■ Given problem ■
Determine how many lines carry the word "change". Output that number only.
# Material start
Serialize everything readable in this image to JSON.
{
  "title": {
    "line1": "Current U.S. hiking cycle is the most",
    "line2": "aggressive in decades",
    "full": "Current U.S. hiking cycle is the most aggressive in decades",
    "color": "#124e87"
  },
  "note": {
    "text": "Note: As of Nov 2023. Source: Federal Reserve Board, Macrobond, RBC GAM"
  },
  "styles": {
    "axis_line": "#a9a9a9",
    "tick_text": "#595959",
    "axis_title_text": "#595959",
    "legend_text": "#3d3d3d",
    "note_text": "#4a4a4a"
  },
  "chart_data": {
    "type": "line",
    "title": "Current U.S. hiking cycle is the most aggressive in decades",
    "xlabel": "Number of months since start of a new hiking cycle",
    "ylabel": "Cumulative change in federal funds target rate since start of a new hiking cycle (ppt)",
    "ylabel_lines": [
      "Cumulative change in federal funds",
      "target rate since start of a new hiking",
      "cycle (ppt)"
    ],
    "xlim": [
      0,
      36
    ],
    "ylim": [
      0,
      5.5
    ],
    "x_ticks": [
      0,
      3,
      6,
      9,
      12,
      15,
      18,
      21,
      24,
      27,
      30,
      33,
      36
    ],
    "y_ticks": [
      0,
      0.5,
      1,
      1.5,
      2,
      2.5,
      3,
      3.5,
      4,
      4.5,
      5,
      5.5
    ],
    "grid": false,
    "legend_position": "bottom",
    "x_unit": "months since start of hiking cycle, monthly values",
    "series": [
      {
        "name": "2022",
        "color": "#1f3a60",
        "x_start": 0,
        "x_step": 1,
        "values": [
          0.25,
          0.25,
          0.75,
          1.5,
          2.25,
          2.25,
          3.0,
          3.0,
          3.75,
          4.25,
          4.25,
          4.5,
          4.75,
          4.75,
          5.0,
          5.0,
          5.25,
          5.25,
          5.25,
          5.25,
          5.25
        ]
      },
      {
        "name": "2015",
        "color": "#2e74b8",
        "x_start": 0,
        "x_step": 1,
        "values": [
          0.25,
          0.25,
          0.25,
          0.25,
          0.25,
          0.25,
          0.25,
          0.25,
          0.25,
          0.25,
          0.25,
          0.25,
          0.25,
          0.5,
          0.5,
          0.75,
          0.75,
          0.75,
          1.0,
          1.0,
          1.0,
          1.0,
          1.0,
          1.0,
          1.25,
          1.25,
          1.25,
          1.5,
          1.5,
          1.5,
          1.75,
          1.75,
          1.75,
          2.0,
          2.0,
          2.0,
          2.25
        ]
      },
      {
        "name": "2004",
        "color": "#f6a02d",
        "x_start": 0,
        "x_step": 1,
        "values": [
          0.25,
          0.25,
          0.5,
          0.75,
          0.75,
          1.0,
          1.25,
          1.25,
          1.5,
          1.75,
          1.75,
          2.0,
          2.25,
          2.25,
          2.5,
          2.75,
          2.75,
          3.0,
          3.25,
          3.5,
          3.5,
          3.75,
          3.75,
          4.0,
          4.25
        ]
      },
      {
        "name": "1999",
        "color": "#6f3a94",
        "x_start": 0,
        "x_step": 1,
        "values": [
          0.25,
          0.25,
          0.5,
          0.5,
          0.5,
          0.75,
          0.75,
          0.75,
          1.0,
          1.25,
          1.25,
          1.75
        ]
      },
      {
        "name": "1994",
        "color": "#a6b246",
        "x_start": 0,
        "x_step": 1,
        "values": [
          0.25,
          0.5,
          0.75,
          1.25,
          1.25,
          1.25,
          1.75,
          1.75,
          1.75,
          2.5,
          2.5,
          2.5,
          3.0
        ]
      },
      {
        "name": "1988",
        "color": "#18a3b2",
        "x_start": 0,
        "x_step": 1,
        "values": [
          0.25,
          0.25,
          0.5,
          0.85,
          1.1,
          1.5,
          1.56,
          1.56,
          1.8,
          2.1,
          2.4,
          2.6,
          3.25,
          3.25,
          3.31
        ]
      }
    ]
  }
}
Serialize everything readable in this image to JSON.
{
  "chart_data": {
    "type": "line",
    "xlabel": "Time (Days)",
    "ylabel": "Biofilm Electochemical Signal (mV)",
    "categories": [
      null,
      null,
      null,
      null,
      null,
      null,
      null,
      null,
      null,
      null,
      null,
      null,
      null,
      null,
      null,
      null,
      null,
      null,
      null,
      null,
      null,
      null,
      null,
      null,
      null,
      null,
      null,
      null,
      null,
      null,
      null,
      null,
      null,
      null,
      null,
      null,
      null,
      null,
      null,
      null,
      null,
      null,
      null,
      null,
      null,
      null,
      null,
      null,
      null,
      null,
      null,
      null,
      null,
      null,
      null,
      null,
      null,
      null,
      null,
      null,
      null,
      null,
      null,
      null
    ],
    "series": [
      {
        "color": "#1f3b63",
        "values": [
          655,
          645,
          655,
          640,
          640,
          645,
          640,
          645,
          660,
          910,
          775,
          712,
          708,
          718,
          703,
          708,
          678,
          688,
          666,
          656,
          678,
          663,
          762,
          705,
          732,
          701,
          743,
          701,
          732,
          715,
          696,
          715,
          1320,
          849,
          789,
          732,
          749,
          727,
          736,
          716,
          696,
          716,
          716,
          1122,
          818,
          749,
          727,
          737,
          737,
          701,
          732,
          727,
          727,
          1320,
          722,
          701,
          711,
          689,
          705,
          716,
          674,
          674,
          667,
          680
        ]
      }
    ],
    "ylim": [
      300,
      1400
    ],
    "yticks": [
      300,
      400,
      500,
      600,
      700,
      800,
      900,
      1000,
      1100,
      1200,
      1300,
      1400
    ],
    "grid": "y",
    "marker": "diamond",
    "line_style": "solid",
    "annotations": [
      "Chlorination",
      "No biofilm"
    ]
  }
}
# Material end
■ Result of the task ■
2